[Extracted records]
>> Start

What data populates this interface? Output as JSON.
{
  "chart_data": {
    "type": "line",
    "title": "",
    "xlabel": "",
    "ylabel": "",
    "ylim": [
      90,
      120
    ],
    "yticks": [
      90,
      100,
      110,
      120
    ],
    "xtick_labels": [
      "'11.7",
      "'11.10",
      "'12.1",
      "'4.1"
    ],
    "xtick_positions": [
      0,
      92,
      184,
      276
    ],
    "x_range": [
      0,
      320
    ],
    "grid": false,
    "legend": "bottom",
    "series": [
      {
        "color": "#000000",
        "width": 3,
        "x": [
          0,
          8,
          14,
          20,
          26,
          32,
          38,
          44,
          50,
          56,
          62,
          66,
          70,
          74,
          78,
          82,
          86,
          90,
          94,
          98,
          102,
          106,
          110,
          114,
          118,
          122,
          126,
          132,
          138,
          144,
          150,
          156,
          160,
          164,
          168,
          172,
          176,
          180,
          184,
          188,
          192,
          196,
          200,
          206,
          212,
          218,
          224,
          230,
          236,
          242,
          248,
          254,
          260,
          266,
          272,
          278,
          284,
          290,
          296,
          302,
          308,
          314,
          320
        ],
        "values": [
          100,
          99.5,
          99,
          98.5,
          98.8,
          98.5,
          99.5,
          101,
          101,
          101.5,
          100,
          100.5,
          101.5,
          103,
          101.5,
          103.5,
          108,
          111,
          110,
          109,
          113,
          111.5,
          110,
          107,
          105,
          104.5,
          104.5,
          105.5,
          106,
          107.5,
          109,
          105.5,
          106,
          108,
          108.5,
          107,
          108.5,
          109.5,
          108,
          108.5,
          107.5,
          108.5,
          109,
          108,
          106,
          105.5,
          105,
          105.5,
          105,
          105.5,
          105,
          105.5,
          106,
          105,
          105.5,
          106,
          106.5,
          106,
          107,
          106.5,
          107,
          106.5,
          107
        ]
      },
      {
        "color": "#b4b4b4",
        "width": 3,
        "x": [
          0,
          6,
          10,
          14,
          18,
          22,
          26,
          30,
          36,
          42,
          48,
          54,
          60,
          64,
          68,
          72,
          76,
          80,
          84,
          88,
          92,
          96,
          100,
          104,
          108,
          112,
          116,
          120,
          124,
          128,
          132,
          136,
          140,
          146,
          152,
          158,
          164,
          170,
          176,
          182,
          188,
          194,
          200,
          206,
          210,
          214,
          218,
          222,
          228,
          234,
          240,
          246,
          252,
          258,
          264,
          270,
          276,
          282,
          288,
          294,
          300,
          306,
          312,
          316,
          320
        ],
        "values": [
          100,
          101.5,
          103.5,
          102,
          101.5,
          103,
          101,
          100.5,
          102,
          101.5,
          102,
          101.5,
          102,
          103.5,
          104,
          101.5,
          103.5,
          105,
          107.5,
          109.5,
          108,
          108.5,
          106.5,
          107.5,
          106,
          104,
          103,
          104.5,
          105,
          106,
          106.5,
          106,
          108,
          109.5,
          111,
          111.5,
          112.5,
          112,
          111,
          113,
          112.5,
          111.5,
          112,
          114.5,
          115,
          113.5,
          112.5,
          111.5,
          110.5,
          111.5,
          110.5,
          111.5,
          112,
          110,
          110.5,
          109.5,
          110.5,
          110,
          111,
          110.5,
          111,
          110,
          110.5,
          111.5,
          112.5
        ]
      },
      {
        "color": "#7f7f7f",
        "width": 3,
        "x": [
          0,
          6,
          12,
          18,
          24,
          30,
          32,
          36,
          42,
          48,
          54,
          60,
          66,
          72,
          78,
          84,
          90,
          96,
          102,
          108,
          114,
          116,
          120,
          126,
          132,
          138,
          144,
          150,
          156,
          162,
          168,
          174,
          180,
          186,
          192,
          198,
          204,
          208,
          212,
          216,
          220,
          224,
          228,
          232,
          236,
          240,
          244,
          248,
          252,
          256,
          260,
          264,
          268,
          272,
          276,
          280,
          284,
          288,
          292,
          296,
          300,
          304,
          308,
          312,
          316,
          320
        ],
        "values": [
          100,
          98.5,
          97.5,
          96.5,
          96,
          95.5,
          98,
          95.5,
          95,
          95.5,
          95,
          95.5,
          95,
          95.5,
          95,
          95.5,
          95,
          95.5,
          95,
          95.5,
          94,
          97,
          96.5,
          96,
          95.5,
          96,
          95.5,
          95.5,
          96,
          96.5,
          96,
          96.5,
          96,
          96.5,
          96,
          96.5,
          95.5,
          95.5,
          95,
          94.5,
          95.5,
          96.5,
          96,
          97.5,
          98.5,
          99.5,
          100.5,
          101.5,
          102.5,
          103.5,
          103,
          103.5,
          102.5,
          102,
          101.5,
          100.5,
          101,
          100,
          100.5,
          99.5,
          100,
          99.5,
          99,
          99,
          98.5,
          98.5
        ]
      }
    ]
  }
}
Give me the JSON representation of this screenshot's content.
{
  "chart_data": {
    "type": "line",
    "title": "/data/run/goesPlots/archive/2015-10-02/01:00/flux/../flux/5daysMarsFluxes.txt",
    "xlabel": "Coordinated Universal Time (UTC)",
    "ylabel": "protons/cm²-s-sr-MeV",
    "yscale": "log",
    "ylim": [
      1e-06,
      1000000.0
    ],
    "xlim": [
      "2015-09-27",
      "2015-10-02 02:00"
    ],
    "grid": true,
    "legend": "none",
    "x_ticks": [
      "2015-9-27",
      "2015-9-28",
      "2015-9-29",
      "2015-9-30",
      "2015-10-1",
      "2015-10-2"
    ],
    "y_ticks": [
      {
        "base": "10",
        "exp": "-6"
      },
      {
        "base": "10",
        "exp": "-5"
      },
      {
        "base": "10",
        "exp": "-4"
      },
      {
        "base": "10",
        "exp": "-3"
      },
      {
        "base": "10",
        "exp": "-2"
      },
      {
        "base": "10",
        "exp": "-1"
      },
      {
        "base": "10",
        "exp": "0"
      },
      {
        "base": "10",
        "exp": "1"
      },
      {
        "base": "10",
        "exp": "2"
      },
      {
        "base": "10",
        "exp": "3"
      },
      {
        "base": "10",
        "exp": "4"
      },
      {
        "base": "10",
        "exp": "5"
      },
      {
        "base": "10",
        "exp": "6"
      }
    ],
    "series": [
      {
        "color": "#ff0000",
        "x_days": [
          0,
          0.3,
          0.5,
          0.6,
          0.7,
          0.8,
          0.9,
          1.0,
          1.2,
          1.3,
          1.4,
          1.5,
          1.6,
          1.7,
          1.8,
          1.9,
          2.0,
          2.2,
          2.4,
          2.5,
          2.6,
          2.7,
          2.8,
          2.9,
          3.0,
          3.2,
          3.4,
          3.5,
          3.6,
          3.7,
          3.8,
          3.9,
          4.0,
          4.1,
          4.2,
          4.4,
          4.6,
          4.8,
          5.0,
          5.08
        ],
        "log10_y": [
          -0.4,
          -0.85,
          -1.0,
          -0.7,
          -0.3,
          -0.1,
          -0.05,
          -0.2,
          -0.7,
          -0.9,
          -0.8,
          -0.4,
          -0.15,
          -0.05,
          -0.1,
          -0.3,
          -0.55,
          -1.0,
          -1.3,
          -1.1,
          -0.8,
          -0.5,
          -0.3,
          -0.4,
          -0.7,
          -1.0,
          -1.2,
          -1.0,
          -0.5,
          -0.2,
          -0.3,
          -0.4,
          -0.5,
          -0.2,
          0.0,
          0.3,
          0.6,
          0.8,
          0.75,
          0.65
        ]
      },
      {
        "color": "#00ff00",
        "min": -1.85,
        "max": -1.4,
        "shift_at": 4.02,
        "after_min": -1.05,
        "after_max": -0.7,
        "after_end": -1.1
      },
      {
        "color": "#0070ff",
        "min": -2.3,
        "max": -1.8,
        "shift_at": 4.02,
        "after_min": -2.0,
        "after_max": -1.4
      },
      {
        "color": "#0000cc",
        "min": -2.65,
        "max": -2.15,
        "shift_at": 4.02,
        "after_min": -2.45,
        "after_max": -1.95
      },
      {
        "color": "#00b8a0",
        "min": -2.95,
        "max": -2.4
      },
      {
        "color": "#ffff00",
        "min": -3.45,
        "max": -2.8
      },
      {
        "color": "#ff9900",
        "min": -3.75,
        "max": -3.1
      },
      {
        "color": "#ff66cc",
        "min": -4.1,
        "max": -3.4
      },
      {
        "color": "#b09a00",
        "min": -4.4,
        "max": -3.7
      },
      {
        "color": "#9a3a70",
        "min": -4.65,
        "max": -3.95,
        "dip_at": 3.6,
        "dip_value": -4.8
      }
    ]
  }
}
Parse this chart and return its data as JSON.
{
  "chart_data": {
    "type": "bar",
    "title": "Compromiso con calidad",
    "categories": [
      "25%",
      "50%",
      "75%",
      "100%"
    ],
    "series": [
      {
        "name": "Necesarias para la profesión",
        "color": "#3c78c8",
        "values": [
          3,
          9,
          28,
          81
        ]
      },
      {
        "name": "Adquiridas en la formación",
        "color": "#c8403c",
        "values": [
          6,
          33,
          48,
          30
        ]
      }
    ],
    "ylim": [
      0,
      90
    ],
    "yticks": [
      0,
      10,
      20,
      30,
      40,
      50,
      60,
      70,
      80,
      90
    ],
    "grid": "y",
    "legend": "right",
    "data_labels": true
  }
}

>> End

* **Given exercise**
Pick out all lines from the data above in which the word "xlabel" appears.

* **Output of the exercise**
    "xlabel": "",
    "xlabel": "Coordinated Universal Time (UTC)",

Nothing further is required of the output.